» Challenge
State the number of lines that contain "certain", with no other text.

» Task data

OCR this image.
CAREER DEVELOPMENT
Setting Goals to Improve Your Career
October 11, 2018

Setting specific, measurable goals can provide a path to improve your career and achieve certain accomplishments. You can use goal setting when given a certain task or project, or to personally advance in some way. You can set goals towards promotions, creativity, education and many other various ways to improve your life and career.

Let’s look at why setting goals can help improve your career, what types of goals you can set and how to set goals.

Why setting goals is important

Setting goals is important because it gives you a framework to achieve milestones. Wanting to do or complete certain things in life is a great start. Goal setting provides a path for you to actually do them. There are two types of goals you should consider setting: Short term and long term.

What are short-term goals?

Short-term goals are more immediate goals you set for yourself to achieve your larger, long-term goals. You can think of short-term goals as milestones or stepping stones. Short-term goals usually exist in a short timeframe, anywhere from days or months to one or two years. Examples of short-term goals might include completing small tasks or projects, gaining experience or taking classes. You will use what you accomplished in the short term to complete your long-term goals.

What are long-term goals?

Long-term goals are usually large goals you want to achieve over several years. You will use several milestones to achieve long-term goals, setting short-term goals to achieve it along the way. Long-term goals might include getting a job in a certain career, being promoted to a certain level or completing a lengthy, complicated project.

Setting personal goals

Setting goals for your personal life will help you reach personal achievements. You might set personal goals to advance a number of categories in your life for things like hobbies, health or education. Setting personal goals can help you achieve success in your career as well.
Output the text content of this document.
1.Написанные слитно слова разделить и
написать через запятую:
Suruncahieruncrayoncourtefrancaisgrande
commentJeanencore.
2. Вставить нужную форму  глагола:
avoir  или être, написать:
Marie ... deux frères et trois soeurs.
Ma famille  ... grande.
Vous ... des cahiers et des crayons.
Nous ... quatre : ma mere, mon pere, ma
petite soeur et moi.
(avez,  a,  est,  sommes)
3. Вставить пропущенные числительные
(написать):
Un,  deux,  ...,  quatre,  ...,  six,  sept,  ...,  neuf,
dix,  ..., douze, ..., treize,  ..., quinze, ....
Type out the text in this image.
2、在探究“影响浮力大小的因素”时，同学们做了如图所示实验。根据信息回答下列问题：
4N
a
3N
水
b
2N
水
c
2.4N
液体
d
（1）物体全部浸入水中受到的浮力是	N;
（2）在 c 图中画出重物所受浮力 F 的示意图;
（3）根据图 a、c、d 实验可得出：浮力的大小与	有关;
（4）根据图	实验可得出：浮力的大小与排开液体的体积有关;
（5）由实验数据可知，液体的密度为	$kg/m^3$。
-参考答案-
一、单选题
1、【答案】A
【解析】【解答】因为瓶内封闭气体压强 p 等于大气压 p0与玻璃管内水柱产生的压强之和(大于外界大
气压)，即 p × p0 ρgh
...
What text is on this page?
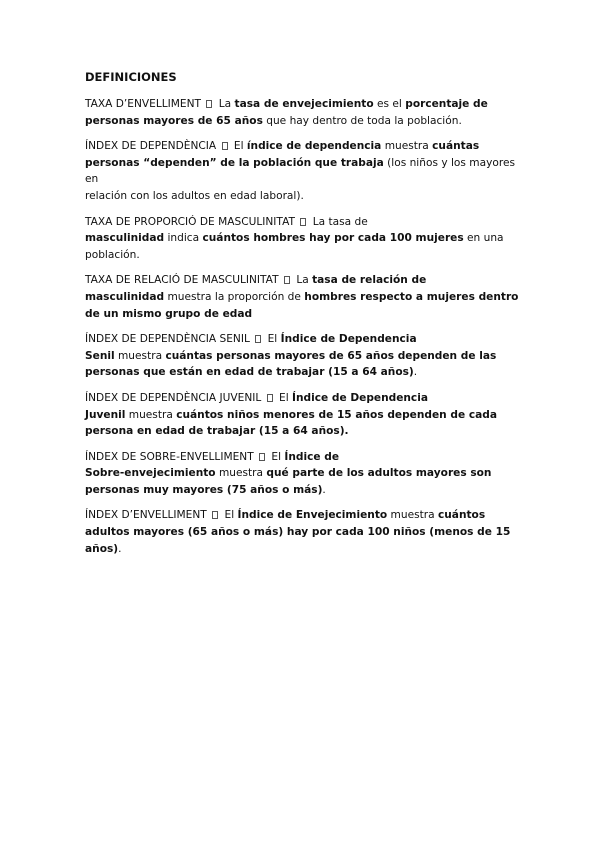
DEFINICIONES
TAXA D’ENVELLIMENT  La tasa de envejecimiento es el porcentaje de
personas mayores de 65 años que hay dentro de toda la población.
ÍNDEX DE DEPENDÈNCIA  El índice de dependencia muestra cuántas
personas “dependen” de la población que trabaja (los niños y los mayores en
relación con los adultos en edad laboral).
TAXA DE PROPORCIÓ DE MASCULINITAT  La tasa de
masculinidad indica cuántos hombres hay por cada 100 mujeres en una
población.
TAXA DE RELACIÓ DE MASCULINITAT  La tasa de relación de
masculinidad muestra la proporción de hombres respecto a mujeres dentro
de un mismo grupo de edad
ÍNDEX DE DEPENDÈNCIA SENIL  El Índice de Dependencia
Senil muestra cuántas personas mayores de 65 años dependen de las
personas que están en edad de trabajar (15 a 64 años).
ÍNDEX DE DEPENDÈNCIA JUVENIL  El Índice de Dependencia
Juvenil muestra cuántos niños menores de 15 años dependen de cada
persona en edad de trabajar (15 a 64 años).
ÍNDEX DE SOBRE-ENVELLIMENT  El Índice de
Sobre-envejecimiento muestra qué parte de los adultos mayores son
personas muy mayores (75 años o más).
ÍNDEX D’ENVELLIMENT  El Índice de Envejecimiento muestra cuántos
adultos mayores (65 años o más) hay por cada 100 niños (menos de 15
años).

» Answer to the task
3